- [Task to carry out] Transcribe each line of the entries below character for character, leaving the pictures out of your answer.

[Image-based layout entries]
>> Start

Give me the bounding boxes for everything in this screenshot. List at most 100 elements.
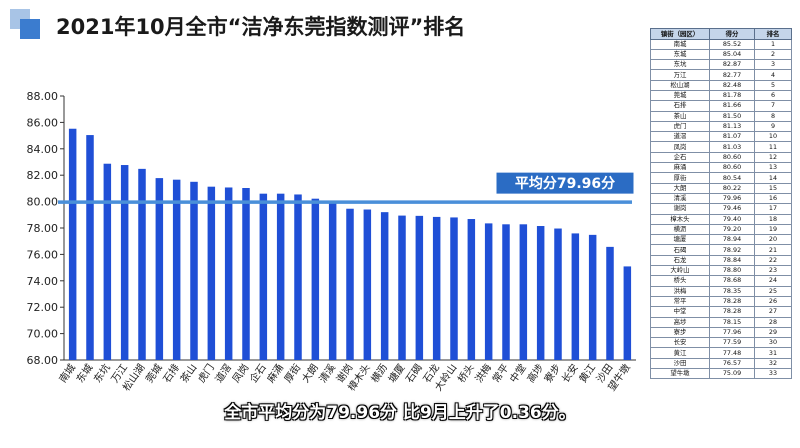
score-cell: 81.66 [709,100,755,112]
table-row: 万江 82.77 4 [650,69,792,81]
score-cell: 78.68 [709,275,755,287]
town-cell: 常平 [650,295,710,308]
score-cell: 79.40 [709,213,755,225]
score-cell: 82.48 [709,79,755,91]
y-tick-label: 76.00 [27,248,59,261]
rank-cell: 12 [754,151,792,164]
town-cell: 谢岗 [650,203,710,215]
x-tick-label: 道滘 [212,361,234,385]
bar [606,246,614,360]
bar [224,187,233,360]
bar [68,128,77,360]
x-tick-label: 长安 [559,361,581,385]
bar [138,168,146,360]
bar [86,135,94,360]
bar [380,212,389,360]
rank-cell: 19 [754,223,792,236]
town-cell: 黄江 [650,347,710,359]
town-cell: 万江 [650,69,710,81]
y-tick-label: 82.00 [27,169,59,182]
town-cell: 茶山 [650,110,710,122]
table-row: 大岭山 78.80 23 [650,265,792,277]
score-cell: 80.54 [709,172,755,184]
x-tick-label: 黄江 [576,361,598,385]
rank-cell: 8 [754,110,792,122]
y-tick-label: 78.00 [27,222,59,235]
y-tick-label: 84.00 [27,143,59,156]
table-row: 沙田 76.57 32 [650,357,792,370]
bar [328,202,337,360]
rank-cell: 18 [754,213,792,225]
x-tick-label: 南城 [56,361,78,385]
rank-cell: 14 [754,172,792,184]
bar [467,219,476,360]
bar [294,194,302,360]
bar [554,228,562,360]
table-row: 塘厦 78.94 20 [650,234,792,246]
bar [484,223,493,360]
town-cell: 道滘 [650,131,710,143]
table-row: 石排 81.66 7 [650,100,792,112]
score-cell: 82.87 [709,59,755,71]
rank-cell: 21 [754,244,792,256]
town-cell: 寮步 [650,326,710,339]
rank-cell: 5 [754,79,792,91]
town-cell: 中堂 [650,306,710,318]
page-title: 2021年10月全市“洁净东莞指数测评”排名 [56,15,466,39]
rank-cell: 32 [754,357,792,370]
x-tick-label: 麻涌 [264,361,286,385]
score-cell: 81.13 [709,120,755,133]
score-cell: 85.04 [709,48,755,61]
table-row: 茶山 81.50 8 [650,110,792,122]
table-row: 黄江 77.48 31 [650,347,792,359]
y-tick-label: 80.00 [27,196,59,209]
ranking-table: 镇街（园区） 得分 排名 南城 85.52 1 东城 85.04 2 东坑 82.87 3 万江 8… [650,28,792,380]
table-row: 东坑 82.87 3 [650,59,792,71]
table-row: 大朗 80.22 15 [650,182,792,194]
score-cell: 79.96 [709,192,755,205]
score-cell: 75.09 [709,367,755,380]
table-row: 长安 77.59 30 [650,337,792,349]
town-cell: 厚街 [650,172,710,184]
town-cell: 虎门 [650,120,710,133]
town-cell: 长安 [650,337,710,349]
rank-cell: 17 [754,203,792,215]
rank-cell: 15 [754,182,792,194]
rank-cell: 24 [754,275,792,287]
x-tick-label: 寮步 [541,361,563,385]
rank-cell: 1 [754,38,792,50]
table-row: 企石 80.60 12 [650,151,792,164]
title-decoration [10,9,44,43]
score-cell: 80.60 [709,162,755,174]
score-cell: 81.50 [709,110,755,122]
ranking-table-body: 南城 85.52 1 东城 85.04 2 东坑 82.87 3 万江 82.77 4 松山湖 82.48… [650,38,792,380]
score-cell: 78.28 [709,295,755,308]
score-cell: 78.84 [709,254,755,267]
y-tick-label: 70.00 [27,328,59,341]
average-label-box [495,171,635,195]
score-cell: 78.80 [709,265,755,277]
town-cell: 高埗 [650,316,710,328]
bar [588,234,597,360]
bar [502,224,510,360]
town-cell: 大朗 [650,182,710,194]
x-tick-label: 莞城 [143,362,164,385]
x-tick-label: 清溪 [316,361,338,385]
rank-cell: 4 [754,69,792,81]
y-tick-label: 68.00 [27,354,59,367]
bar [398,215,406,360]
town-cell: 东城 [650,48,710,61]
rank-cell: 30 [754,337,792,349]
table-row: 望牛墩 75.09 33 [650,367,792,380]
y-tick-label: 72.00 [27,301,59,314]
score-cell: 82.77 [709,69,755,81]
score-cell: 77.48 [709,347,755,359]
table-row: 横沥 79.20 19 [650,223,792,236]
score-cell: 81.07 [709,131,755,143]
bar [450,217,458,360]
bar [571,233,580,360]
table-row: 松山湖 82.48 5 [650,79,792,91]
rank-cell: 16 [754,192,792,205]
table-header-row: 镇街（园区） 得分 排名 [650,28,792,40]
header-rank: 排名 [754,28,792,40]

>> End

- [Answer]
Give me the bounding boxes for everything in this screenshot. List at most 100 elements.
score-cell: 81.66 [709,100,755,112]
table-row: 万江 82.77 4 [650,69,792,81]
score-cell: 78.68 [709,275,755,287]
town-cell: 常平 [650,295,710,308]
score-cell: 79.40 [709,213,755,225]
score-cell: 82.48 [709,79,755,91]
y-tick-label: 76.00 [27,248,59,261]
rank-cell: 12 [754,151,792,164]
town-cell: 谢岗 [650,203,710,215]
x-tick-label: 道滘 [212,361,234,385]
bar [606,246,614,360]
bar [224,187,233,360]
bar [68,128,77,360]
x-tick-label: 长安 [559,361,581,385]
bar [138,168,146,360]
bar [86,135,94,360]
bar [380,212,389,360]
rank-cell: 19 [754,223,792,236]
town-cell: 黄江 [650,347,710,359]
town-cell: 万江 [650,69,710,81]
y-tick-label: 82.00 [27,169,59,182]
town-cell: 茶山 [650,110,710,122]
table-row: 大岭山 78.80 23 [650,265,792,277]
score-cell: 80.54 [709,172,755,184]
x-tick-label: 黄江 [576,361,598,385]
rank-cell: 8 [754,110,792,122]
y-tick-label: 78.00 [27,222,59,235]
y-tick-label: 84.00 [27,143,59,156]
table-row: 沙田 76.57 32 [650,357,792,370]
bar [328,202,337,360]
rank-cell: 18 [754,213,792,225]
x-tick-label: 南城 [56,361,78,385]
rank-cell: 14 [754,172,792,184]
bar [467,219,476,360]
bar [294,194,302,360]
bar [554,228,562,360]
table-row: 塘厦 78.94 20 [650,234,792,246]
bar [484,223,493,360]
town-cell: 道滘 [650,131,710,143]
table-row: 石排 81.66 7 [650,100,792,112]
score-cell: 82.87 [709,59,755,71]
rank-cell: 21 [754,244,792,256]
town-cell: 寮步 [650,326,710,339]
rank-cell: 5 [754,79,792,91]
town-cell: 中堂 [650,306,710,318]
page-title: 2021年10月全市“洁净东莞指数测评”排名 [56,15,466,39]
rank-cell: 32 [754,357,792,370]
x-tick-label: 麻涌 [264,361,286,385]
score-cell: 81.13 [709,120,755,133]
score-cell: 85.04 [709,48,755,61]
table-row: 茶山 81.50 8 [650,110,792,122]
table-row: 黄江 77.48 31 [650,347,792,359]
y-tick-label: 80.00 [27,196,59,209]
ranking-table: 镇街（园区） 得分 排名 南城 85.52 1 东城 85.04 2 东坑 82.87 3 万江 8… [650,28,792,380]
table-row: 东坑 82.87 3 [650,59,792,71]
table-row: 大朗 80.22 15 [650,182,792,194]
score-cell: 79.96 [709,192,755,205]
score-cell: 75.09 [709,367,755,380]
table-row: 长安 77.59 30 [650,337,792,349]
town-cell: 厚街 [650,172,710,184]
town-cell: 虎门 [650,120,710,133]
town-cell: 长安 [650,337,710,349]
rank-cell: 17 [754,203,792,215]
rank-cell: 15 [754,182,792,194]
rank-cell: 24 [754,275,792,287]
x-tick-label: 寮步 [541,361,563,385]
rank-cell: 1 [754,38,792,50]
table-row: 企石 80.60 12 [650,151,792,164]
title-decoration [10,9,44,43]
score-cell: 80.60 [709,162,755,174]
score-cell: 81.50 [709,110,755,122]
ranking-table-body: 南城 85.52 1 东城 85.04 2 东坑 82.87 3 万江 82.77 4 松山湖 82.48… [650,38,792,380]
score-cell: 78.28 [709,295,755,308]
score-cell: 78.84 [709,254,755,267]
y-tick-label: 70.00 [27,328,59,341]
average-label-box [495,171,635,195]
score-cell: 78.80 [709,265,755,277]
town-cell: 高埗 [650,316,710,328]
bar [588,234,597,360]
bar [502,224,510,360]
town-cell: 大朗 [650,182,710,194]
x-tick-label: 莞城 [143,362,164,385]
x-tick-label: 清溪 [316,361,338,385]
rank-cell: 4 [754,69,792,81]
y-tick-label: 68.00 [27,354,59,367]
bar [398,215,406,360]
town-cell: 东城 [650,48,710,61]
rank-cell: 30 [754,337,792,349]
table-row: 望牛墩 75.09 33 [650,367,792,380]
y-tick-label: 72.00 [27,301,59,314]
score-cell: 82.77 [709,69,755,81]
score-cell: 77.48 [709,347,755,359]
table-row: 横沥 79.20 19 [650,223,792,236]
score-cell: 81.07 [709,131,755,143]
bar [450,217,458,360]
bar [571,233,580,360]
table-row: 松山湖 82.48 5 [650,79,792,91]
rank-cell: 16 [754,192,792,205]
table-header-row: 镇街（园区） 得分 排名 [650,28,792,40]
header-rank: 排名 [754,28,792,40]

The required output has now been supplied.